--- begin ---

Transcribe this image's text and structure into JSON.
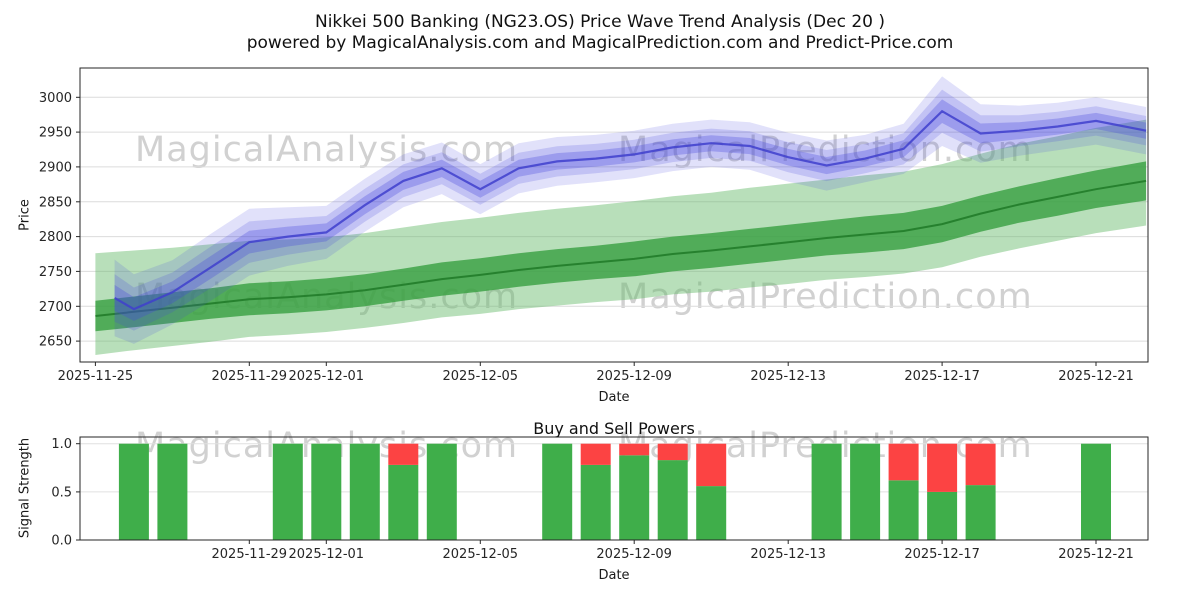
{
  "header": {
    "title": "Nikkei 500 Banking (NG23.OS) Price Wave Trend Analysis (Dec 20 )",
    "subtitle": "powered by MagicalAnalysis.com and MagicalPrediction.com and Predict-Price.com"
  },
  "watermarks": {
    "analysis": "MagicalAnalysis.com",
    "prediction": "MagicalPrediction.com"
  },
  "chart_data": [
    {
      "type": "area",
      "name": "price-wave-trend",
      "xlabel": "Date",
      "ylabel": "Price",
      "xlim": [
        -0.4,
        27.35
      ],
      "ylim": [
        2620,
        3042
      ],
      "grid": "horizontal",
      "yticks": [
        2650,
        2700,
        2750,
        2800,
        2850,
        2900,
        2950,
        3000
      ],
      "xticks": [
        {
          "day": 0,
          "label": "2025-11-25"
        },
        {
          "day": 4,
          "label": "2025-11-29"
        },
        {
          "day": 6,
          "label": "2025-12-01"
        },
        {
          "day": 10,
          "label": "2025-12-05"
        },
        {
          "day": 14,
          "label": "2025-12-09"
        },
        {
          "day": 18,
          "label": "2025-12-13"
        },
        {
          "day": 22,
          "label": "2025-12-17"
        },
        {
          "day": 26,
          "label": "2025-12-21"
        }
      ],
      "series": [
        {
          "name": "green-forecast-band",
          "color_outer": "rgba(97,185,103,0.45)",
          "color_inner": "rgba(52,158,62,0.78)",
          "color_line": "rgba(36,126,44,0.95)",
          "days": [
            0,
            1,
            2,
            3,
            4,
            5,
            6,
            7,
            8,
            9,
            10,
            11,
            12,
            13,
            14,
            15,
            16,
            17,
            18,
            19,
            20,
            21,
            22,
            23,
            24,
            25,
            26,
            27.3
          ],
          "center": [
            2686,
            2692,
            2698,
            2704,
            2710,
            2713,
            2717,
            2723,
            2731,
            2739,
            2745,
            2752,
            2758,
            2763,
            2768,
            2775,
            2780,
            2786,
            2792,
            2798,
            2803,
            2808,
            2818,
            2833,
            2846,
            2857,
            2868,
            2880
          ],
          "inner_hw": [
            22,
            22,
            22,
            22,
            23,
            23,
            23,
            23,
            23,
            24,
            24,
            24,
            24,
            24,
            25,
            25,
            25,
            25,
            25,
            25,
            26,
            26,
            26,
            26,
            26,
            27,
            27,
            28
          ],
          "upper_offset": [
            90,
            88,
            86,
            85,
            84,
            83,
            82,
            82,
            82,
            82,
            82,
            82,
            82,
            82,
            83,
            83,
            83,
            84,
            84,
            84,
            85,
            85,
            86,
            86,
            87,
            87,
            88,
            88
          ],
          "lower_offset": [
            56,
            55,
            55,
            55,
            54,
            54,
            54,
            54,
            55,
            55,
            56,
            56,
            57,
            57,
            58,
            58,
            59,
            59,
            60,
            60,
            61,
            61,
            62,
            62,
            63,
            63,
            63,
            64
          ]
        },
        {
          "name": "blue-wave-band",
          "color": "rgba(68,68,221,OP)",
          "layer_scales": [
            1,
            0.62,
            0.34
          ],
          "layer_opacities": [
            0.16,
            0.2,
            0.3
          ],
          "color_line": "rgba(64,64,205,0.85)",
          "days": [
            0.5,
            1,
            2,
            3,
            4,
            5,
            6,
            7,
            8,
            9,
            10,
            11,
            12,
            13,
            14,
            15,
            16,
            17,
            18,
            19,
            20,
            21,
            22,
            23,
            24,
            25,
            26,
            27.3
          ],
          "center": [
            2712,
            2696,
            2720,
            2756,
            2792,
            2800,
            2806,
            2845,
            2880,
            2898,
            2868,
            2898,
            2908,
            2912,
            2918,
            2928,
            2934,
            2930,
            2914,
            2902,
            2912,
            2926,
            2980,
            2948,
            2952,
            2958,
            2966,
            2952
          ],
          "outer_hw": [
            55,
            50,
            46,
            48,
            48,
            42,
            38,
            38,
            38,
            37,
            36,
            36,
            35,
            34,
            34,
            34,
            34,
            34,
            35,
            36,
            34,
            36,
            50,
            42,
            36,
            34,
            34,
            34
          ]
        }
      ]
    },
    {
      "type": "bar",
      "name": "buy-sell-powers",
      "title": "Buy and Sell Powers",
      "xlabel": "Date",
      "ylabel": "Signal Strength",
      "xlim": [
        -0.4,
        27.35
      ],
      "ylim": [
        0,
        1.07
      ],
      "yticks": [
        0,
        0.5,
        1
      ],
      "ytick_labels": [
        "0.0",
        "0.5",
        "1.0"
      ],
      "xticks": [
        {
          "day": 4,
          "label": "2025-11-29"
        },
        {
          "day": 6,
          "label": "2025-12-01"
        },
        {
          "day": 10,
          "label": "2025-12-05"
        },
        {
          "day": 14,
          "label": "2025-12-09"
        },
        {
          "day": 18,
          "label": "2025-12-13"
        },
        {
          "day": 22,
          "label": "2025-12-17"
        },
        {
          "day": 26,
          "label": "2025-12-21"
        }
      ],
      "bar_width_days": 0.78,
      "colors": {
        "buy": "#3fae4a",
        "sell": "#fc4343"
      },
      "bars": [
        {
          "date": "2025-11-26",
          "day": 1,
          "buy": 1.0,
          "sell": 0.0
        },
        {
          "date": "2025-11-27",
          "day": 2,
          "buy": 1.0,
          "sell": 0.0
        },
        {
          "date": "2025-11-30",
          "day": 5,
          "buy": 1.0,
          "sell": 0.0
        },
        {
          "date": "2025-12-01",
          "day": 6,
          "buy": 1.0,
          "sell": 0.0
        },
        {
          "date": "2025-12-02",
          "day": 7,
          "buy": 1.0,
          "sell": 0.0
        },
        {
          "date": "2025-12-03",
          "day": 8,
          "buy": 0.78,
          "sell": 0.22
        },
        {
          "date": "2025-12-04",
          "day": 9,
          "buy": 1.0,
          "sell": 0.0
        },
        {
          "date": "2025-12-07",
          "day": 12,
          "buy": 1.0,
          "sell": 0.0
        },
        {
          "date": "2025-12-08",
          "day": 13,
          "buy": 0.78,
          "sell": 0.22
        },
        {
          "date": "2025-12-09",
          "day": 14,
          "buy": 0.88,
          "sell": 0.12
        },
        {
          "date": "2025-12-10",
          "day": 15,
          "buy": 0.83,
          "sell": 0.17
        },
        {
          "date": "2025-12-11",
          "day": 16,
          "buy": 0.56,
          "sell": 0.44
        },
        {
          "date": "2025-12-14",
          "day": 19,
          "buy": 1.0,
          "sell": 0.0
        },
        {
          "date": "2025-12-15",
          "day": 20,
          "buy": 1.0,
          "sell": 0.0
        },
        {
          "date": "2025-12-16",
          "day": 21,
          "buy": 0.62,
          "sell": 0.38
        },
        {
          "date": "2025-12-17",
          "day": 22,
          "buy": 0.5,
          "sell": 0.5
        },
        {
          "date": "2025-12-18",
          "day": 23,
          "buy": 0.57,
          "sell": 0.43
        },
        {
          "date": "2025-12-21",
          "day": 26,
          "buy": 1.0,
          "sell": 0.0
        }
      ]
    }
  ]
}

--- end ---

Return each line exactly as written. Any picture gets left out.

Transcribe this image's text and structure into JSON.
{
  "header": {
    "title": "Nikkei 500 Banking (NG23.OS) Price Wave Trend Analysis (Dec 20 )",
    "subtitle": "powered by MagicalAnalysis.com and MagicalPrediction.com and Predict-Price.com"
  },
  "watermarks": {
    "analysis": "MagicalAnalysis.com",
    "prediction": "MagicalPrediction.com"
  },
  "chart_data": [
    {
      "type": "area",
      "name": "price-wave-trend",
      "xlabel": "Date",
      "ylabel": "Price",
      "xlim": [
        -0.4,
        27.35
      ],
      "ylim": [
        2620,
        3042
      ],
      "grid": "horizontal",
      "yticks": [
        2650,
        2700,
        2750,
        2800,
        2850,
        2900,
        2950,
        3000
      ],
      "xticks": [
        {
          "day": 0,
          "label": "2025-11-25"
        },
        {
          "day": 4,
          "label": "2025-11-29"
        },
        {
          "day": 6,
          "label": "2025-12-01"
        },
        {
          "day": 10,
          "label": "2025-12-05"
        },
        {
          "day": 14,
          "label": "2025-12-09"
        },
        {
          "day": 18,
          "label": "2025-12-13"
        },
        {
          "day": 22,
          "label": "2025-12-17"
        },
        {
          "day": 26,
          "label": "2025-12-21"
        }
      ],
      "series": [
        {
          "name": "green-forecast-band",
          "color_outer": "rgba(97,185,103,0.45)",
          "color_inner": "rgba(52,158,62,0.78)",
          "color_line": "rgba(36,126,44,0.95)",
          "days": [
            0,
            1,
            2,
            3,
            4,
            5,
            6,
            7,
            8,
            9,
            10,
            11,
            12,
            13,
            14,
            15,
            16,
            17,
            18,
            19,
            20,
            21,
            22,
            23,
            24,
            25,
            26,
            27.3
          ],
          "center": [
            2686,
            2692,
            2698,
            2704,
            2710,
            2713,
            2717,
            2723,
            2731,
            2739,
            2745,
            2752,
            2758,
            2763,
            2768,
            2775,
            2780,
            2786,
            2792,
            2798,
            2803,
            2808,
            2818,
            2833,
            2846,
            2857,
            2868,
            2880
          ],
          "inner_hw": [
            22,
            22,
            22,
            22,
            23,
            23,
            23,
            23,
            23,
            24,
            24,
            24,
            24,
            24,
            25,
            25,
            25,
            25,
            25,
            25,
            26,
            26,
            26,
            26,
            26,
            27,
            27,
            28
          ],
          "upper_offset": [
            90,
            88,
            86,
            85,
            84,
            83,
            82,
            82,
            82,
            82,
            82,
            82,
            82,
            82,
            83,
            83,
            83,
            84,
            84,
            84,
            85,
            85,
            86,
            86,
            87,
            87,
            88,
            88
          ],
          "lower_offset": [
            56,
            55,
            55,
            55,
            54,
            54,
            54,
            54,
            55,
            55,
            56,
            56,
            57,
            57,
            58,
            58,
            59,
            59,
            60,
            60,
            61,
            61,
            62,
            62,
            63,
            63,
            63,
            64
          ]
        },
        {
          "name": "blue-wave-band",
          "color": "rgba(68,68,221,OP)",
          "layer_scales": [
            1,
            0.62,
            0.34
          ],
          "layer_opacities": [
            0.16,
            0.2,
            0.3
          ],
          "color_line": "rgba(64,64,205,0.85)",
          "days": [
            0.5,
            1,
            2,
            3,
            4,
            5,
            6,
            7,
            8,
            9,
            10,
            11,
            12,
            13,
            14,
            15,
            16,
            17,
            18,
            19,
            20,
            21,
            22,
            23,
            24,
            25,
            26,
            27.3
          ],
          "center": [
            2712,
            2696,
            2720,
            2756,
            2792,
            2800,
            2806,
            2845,
            2880,
            2898,
            2868,
            2898,
            2908,
            2912,
            2918,
            2928,
            2934,
            2930,
            2914,
            2902,
            2912,
            2926,
            2980,
            2948,
            2952,
            2958,
            2966,
            2952
          ],
          "outer_hw": [
            55,
            50,
            46,
            48,
            48,
            42,
            38,
            38,
            38,
            37,
            36,
            36,
            35,
            34,
            34,
            34,
            34,
            34,
            35,
            36,
            34,
            36,
            50,
            42,
            36,
            34,
            34,
            34
          ]
        }
      ]
    },
    {
      "type": "bar",
      "name": "buy-sell-powers",
      "title": "Buy and Sell Powers",
      "xlabel": "Date",
      "ylabel": "Signal Strength",
      "xlim": [
        -0.4,
        27.35
      ],
      "ylim": [
        0,
        1.07
      ],
      "yticks": [
        0,
        0.5,
        1
      ],
      "ytick_labels": [
        "0.0",
        "0.5",
        "1.0"
      ],
      "xticks": [
        {
          "day": 4,
          "label": "2025-11-29"
        },
        {
          "day": 6,
          "label": "2025-12-01"
        },
        {
          "day": 10,
          "label": "2025-12-05"
        },
        {
          "day": 14,
          "label": "2025-12-09"
        },
        {
          "day": 18,
          "label": "2025-12-13"
        },
        {
          "day": 22,
          "label": "2025-12-17"
        },
        {
          "day": 26,
          "label": "2025-12-21"
        }
      ],
      "bar_width_days": 0.78,
      "colors": {
        "buy": "#3fae4a",
        "sell": "#fc4343"
      },
      "bars": [
        {
          "date": "2025-11-26",
          "day": 1,
          "buy": 1.0,
          "sell": 0.0
        },
        {
          "date": "2025-11-27",
          "day": 2,
          "buy": 1.0,
          "sell": 0.0
        },
        {
          "date": "2025-11-30",
          "day": 5,
          "buy": 1.0,
          "sell": 0.0
        },
        {
          "date": "2025-12-01",
          "day": 6,
          "buy": 1.0,
          "sell": 0.0
        },
        {
          "date": "2025-12-02",
          "day": 7,
          "buy": 1.0,
          "sell": 0.0
        },
        {
          "date": "2025-12-03",
          "day": 8,
          "buy": 0.78,
          "sell": 0.22
        },
        {
          "date": "2025-12-04",
          "day": 9,
          "buy": 1.0,
          "sell": 0.0
        },
        {
          "date": "2025-12-07",
          "day": 12,
          "buy": 1.0,
          "sell": 0.0
        },
        {
          "date": "2025-12-08",
          "day": 13,
          "buy": 0.78,
          "sell": 0.22
        },
        {
          "date": "2025-12-09",
          "day": 14,
          "buy": 0.88,
          "sell": 0.12
        },
        {
          "date": "2025-12-10",
          "day": 15,
          "buy": 0.83,
          "sell": 0.17
        },
        {
          "date": "2025-12-11",
          "day": 16,
          "buy": 0.56,
          "sell": 0.44
        },
        {
          "date": "2025-12-14",
          "day": 19,
          "buy": 1.0,
          "sell": 0.0
        },
        {
          "date": "2025-12-15",
          "day": 20,
          "buy": 1.0,
          "sell": 0.0
        },
        {
          "date": "2025-12-16",
          "day": 21,
          "buy": 0.62,
          "sell": 0.38
        },
        {
          "date": "2025-12-17",
          "day": 22,
          "buy": 0.5,
          "sell": 0.5
        },
        {
          "date": "2025-12-18",
          "day": 23,
          "buy": 0.57,
          "sell": 0.43
        },
        {
          "date": "2025-12-21",
          "day": 26,
          "buy": 1.0,
          "sell": 0.0
        }
      ]
    }
  ]
}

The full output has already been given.